Directions for this task:
Wherever the word "Insights" appears in a line, copy that line.

Source material:
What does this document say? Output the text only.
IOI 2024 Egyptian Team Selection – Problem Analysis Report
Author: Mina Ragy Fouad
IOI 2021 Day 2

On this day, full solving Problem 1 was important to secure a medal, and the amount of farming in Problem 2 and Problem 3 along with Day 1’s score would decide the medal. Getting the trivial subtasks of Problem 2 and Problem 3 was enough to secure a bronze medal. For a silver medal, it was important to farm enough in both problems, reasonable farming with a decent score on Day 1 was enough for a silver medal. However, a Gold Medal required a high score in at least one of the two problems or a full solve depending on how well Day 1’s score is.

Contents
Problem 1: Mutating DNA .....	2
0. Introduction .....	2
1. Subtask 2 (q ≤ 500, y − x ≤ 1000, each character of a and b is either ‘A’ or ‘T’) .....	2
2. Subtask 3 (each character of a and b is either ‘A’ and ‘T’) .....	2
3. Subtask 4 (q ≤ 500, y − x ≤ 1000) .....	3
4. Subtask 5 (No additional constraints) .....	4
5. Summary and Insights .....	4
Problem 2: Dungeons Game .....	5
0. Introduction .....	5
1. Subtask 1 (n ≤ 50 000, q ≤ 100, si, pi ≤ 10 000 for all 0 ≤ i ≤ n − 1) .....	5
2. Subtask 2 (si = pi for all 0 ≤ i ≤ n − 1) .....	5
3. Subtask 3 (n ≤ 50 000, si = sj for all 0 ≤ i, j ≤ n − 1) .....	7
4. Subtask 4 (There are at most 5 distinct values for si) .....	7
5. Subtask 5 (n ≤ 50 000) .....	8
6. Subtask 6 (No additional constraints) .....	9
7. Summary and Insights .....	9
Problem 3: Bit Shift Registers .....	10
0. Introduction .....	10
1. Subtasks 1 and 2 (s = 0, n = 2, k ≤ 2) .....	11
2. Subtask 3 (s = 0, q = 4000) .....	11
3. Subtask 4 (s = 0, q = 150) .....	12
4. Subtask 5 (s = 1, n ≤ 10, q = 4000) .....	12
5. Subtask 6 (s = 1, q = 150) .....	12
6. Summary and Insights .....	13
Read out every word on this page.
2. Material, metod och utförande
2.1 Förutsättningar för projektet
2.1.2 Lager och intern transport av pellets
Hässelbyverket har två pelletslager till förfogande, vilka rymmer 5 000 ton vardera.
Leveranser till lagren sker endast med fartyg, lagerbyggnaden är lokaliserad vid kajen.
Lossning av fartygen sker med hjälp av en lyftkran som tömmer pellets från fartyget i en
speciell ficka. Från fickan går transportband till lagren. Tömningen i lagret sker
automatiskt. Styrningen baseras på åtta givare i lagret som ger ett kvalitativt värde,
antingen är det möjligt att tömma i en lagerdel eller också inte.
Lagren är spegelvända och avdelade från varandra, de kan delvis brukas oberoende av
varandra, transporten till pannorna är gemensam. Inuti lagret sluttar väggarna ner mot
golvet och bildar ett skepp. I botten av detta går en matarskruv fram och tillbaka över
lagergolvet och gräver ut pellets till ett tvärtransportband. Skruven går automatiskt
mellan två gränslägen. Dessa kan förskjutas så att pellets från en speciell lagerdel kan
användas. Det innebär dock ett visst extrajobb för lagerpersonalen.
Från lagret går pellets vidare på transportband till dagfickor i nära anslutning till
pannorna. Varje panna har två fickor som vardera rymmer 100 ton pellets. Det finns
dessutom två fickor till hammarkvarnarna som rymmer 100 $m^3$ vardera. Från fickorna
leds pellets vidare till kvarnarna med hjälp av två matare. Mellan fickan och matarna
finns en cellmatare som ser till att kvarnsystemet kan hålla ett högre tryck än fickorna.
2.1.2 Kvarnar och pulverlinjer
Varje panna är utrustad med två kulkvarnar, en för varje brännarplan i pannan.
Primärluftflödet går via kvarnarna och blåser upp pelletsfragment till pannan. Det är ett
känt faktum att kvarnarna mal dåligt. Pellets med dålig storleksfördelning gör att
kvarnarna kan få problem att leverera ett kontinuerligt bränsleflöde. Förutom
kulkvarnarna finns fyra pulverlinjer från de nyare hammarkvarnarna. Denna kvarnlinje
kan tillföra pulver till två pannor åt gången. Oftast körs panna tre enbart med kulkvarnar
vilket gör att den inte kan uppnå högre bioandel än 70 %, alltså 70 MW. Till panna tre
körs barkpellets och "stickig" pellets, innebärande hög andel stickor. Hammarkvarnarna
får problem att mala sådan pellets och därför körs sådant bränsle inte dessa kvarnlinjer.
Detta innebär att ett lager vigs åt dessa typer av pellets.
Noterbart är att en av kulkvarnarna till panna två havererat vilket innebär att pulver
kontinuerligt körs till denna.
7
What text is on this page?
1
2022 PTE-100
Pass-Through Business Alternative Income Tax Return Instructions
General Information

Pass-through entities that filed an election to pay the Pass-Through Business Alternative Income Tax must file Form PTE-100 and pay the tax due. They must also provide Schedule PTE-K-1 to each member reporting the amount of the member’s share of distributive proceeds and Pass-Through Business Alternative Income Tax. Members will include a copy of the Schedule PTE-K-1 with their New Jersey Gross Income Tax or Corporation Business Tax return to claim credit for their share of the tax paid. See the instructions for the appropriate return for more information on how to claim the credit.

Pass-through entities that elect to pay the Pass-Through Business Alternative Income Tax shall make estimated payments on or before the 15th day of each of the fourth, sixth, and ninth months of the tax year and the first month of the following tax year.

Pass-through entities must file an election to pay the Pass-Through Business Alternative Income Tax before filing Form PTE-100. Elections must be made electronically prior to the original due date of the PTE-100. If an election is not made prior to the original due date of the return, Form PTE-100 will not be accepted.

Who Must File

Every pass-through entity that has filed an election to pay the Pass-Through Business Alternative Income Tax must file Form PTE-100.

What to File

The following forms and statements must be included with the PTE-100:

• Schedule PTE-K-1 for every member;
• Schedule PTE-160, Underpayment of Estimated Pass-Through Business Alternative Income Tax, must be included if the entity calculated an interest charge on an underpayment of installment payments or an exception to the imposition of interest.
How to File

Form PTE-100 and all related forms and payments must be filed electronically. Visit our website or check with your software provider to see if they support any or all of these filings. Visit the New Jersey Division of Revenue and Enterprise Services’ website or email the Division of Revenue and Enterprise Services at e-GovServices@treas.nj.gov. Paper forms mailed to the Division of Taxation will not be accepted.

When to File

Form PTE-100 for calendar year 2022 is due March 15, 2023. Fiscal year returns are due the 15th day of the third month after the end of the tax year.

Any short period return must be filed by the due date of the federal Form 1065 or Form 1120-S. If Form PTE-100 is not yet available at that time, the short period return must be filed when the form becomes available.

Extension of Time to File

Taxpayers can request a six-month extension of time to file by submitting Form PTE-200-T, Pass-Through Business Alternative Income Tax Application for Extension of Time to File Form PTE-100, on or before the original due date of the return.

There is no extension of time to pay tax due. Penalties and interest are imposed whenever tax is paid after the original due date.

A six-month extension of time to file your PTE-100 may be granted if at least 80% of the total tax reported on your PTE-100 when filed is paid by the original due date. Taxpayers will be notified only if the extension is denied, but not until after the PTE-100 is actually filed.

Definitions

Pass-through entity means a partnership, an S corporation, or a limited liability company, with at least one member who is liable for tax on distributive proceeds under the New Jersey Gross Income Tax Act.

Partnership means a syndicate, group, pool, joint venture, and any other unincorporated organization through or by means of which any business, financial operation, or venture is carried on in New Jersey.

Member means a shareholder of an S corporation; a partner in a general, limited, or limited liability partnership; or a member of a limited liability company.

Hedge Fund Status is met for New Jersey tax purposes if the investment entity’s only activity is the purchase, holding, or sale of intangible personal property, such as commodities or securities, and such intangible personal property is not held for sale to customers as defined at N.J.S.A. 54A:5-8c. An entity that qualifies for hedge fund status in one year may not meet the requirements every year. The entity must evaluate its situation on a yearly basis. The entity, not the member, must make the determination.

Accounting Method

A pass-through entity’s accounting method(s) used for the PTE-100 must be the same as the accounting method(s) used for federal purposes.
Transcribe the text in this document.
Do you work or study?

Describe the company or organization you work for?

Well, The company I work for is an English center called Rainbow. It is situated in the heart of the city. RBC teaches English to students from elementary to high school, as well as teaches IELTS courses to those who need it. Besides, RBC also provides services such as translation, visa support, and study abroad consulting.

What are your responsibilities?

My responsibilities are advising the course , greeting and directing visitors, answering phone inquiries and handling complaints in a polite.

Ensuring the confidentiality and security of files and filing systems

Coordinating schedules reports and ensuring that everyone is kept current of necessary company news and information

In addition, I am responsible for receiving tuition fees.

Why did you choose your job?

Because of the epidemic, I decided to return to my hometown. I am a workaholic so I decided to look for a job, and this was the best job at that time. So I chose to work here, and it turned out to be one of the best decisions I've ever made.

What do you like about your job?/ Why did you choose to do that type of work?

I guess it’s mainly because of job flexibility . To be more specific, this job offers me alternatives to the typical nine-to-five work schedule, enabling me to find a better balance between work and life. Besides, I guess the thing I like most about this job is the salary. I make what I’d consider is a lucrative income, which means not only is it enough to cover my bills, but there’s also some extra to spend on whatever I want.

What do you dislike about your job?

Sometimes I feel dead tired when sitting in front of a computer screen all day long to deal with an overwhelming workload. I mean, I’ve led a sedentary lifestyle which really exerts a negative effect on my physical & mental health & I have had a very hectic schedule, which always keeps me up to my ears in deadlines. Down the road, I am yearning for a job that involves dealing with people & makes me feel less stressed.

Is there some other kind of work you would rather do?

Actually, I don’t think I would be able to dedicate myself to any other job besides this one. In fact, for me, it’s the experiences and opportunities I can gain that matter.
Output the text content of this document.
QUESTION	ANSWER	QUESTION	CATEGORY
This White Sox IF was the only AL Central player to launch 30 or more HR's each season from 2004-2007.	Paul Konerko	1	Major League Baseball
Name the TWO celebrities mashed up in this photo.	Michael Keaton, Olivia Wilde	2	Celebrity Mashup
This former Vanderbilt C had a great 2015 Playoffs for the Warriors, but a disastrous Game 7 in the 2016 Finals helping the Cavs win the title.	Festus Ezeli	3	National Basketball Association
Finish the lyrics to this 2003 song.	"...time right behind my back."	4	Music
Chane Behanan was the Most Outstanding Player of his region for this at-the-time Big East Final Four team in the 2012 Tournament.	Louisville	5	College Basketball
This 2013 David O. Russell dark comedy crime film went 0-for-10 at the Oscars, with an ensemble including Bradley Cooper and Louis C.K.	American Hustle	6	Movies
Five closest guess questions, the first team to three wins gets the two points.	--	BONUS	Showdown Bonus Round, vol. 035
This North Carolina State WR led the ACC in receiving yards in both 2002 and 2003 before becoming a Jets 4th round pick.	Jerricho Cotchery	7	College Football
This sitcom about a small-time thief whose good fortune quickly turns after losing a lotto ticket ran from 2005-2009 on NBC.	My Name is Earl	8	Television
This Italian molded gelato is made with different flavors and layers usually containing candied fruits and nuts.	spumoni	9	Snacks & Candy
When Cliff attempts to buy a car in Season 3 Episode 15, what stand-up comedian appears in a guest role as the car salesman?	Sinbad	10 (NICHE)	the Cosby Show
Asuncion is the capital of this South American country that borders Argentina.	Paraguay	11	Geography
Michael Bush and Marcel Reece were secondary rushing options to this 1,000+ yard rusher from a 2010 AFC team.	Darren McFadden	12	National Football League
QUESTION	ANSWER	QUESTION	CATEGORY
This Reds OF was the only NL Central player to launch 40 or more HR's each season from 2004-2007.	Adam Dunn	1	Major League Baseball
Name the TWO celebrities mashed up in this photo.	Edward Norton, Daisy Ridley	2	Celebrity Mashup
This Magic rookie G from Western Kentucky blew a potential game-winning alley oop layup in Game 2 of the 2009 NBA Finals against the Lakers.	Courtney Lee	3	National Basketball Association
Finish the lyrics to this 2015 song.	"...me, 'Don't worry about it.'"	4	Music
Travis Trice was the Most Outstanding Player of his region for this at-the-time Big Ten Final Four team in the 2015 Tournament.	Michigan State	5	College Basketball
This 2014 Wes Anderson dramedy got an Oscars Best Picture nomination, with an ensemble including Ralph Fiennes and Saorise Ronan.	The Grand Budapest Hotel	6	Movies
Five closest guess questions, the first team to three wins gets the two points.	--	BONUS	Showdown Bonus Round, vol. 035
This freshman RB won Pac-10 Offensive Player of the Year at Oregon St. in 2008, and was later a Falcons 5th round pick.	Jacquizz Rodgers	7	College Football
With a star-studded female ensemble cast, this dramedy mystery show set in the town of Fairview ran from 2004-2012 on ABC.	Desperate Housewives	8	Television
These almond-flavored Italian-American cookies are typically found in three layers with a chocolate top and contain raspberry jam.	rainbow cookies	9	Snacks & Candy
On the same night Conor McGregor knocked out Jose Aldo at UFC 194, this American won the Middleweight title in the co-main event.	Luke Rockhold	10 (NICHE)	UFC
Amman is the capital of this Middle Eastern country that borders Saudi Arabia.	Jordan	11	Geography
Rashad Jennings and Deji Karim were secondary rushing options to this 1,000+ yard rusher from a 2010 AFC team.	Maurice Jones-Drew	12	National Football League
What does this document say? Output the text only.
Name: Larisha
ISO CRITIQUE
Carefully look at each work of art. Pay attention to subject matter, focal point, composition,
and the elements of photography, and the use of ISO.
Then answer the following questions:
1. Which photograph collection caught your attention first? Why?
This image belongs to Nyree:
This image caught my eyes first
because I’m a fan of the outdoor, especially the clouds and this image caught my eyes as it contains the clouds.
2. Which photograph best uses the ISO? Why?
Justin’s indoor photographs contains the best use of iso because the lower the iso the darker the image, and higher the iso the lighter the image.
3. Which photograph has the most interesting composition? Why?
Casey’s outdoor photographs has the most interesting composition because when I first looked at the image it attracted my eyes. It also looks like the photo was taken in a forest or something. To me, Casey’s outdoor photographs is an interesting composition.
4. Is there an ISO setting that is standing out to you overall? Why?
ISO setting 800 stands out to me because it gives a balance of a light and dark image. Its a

Response to the task:
5. Summary and Insights .....	4
7. Summary and Insights .....	9
6. Summary and Insights .....	13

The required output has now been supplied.